▶ **What to do**: Filter the listing below, keeping only the lines that contain the string "purple", and copy each of those lines in full.

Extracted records
◆ ◆ ◆ ◆
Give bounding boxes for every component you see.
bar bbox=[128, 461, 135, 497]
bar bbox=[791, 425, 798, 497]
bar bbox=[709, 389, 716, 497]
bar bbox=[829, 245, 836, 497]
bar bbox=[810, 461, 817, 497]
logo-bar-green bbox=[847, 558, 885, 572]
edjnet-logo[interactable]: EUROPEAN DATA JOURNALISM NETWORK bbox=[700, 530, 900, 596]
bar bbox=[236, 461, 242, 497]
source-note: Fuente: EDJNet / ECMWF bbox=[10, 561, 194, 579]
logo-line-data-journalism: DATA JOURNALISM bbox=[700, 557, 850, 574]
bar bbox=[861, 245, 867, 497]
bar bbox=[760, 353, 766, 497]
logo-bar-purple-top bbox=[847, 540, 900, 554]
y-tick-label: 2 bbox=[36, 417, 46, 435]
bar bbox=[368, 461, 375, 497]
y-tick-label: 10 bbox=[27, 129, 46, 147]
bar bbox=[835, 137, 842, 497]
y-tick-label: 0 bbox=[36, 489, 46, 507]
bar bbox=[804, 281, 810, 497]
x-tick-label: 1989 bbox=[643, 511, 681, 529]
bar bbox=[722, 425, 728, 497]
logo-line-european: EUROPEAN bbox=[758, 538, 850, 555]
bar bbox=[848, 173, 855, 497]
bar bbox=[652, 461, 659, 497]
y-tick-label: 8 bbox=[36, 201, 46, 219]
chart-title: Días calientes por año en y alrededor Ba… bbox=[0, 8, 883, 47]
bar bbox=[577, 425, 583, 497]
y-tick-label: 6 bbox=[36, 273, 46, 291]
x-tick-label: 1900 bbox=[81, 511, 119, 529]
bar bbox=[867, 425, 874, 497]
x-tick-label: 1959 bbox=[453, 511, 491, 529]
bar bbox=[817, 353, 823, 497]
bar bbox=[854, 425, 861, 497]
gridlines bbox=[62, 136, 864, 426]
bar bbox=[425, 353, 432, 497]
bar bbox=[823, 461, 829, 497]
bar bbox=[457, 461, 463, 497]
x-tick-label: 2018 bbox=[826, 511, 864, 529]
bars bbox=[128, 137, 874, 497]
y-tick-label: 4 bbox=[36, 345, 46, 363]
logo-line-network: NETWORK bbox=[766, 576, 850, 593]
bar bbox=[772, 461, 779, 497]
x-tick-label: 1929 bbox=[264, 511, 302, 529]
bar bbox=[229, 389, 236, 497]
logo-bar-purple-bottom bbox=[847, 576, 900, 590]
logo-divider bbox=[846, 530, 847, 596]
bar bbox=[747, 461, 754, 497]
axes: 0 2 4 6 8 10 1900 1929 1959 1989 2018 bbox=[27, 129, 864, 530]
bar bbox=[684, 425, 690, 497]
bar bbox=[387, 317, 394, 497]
◆ ◆ ◆ ◆
▶ **Answer to the exercise**:
logo-bar-purple-top bbox=[847, 540, 900, 554]
logo-bar-purple-bottom bbox=[847, 576, 900, 590]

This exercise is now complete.